• **Given request**
Wherever the word "true" shows up in a line, please copy that line.

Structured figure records
## start
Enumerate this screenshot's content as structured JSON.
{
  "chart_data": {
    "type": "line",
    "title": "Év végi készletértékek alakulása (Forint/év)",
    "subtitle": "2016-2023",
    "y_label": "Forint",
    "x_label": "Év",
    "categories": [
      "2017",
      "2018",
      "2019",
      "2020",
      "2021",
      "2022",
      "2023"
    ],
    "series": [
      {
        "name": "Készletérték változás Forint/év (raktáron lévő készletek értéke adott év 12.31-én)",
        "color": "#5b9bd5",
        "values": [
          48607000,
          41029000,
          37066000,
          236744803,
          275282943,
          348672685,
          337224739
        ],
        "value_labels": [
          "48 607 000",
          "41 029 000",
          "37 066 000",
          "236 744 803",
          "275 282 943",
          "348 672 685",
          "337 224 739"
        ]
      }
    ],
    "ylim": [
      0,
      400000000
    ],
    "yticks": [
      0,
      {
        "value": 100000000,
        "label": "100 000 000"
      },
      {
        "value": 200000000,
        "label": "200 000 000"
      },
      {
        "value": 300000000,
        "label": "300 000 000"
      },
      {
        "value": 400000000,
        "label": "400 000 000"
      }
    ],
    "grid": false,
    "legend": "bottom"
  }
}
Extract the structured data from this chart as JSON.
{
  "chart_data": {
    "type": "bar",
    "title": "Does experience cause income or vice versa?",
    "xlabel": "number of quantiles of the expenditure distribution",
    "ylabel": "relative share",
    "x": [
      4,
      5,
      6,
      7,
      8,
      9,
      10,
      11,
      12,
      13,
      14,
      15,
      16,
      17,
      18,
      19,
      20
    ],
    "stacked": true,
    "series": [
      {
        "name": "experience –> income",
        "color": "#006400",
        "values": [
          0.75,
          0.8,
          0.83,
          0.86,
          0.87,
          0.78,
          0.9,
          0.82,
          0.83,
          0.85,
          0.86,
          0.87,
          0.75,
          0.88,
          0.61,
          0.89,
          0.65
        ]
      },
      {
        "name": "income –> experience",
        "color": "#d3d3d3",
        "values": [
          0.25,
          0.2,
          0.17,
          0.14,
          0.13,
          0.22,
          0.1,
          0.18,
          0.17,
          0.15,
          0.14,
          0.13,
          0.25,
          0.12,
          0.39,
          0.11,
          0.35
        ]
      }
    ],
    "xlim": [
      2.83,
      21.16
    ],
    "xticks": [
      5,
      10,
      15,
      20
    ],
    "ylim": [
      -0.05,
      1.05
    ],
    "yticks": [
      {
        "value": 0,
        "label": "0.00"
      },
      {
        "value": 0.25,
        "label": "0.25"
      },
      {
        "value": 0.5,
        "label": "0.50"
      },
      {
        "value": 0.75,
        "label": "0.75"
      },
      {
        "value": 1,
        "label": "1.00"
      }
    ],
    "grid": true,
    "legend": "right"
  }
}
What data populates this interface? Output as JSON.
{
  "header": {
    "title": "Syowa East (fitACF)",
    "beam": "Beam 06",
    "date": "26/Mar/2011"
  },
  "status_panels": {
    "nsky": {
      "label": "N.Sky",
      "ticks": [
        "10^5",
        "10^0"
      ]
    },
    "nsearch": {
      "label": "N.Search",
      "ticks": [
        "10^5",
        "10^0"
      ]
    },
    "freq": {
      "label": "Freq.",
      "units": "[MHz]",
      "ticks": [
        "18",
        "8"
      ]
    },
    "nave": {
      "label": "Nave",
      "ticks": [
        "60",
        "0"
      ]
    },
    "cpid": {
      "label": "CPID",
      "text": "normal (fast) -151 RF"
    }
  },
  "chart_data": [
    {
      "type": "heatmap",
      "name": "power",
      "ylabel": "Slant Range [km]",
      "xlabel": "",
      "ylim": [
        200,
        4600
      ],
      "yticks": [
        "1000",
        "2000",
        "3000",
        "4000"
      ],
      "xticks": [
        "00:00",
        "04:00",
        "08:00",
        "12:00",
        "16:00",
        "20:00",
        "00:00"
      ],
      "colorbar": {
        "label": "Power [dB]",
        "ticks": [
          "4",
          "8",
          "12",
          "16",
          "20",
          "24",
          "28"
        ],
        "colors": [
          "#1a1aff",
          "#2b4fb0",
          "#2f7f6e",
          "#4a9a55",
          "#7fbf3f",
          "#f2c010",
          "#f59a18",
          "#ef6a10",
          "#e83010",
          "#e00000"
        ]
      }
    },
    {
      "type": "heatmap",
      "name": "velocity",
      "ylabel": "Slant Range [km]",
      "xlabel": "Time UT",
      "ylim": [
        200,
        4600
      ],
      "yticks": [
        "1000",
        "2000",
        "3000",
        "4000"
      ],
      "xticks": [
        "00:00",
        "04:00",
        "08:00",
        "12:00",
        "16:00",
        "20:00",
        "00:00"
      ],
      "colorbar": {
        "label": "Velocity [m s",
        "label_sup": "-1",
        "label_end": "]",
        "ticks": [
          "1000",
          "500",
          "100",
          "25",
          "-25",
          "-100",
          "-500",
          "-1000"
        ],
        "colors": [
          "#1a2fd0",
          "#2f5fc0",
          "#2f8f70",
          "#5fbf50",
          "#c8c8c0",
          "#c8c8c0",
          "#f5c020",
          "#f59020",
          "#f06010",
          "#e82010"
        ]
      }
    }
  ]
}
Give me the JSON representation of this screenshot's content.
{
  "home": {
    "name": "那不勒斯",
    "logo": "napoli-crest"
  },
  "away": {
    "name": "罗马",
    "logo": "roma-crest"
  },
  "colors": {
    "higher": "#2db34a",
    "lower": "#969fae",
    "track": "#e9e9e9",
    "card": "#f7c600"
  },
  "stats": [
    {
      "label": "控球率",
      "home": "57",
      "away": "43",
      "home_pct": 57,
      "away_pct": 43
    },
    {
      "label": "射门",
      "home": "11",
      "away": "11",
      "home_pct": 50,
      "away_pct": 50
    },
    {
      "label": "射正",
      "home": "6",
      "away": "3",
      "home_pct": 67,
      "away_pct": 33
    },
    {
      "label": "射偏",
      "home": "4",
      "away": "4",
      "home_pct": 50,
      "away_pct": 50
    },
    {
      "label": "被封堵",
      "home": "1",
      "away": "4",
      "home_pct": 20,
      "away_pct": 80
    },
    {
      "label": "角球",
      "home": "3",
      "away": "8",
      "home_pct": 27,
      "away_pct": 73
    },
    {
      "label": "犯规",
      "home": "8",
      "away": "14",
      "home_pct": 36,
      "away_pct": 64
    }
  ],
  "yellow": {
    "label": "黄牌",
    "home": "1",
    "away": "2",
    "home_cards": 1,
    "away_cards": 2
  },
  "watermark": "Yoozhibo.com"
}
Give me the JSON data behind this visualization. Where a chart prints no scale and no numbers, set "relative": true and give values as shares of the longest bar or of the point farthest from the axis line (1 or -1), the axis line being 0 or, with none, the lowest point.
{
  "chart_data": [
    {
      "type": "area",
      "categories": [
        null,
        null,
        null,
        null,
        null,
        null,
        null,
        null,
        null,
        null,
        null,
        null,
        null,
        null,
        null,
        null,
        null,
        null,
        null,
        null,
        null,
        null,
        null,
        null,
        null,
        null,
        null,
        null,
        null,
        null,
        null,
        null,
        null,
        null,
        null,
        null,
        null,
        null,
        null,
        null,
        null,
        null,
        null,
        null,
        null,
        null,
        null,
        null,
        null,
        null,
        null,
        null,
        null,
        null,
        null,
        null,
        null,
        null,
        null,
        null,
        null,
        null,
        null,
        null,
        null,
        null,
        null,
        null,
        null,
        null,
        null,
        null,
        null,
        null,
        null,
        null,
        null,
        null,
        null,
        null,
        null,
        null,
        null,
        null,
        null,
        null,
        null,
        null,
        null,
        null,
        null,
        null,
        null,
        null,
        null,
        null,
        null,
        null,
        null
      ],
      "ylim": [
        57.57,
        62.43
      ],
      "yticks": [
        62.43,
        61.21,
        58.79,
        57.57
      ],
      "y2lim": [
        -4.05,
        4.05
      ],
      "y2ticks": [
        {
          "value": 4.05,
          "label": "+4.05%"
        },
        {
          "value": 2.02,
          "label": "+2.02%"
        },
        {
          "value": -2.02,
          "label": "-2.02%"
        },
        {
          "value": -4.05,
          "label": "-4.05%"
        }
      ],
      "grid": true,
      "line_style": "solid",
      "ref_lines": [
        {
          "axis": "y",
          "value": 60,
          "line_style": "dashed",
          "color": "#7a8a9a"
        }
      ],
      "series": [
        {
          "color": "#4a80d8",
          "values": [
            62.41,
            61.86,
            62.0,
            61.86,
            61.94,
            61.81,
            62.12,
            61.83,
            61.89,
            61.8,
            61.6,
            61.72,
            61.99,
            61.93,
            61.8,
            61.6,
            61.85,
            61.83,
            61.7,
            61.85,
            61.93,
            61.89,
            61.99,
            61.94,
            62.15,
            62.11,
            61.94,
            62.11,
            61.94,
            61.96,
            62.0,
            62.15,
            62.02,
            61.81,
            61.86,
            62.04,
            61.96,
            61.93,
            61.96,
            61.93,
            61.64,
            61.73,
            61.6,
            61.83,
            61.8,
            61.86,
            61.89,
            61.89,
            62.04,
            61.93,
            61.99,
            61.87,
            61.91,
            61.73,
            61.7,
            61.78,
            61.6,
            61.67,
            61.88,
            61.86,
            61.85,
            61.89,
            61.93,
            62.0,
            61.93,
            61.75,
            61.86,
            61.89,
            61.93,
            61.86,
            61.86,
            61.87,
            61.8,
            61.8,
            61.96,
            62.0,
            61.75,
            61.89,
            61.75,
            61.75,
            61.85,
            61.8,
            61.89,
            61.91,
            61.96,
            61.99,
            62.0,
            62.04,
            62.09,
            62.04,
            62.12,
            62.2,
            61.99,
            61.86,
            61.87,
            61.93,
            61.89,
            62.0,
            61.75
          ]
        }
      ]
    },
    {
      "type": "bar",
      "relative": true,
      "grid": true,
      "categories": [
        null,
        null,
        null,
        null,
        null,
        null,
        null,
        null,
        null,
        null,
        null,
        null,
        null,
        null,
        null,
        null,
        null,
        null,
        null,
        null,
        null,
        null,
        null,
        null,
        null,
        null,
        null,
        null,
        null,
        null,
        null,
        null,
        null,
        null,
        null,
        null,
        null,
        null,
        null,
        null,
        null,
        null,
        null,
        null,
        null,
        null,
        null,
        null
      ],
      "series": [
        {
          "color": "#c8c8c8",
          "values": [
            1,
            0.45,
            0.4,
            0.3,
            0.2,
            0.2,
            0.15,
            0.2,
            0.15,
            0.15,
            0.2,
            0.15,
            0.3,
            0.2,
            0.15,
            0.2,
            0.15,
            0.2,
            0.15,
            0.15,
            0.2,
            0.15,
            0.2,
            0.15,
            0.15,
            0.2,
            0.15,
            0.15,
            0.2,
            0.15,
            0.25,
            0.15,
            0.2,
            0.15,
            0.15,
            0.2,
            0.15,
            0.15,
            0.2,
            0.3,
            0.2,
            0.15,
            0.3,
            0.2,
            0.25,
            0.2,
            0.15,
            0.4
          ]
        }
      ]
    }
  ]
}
## end
• **Written answer**
    "stacked": true,
    "grid": true,
Give me the JSON data behind this visualization. Where a chart prints no scale and no numbers, set "relative": true and give values as shares of the longest bar or of the point farthest from the axis line (1 or -1), the axis line being 0 or, with none, the lowest point.
      "grid": true,
      "relative": true,
      "grid": true,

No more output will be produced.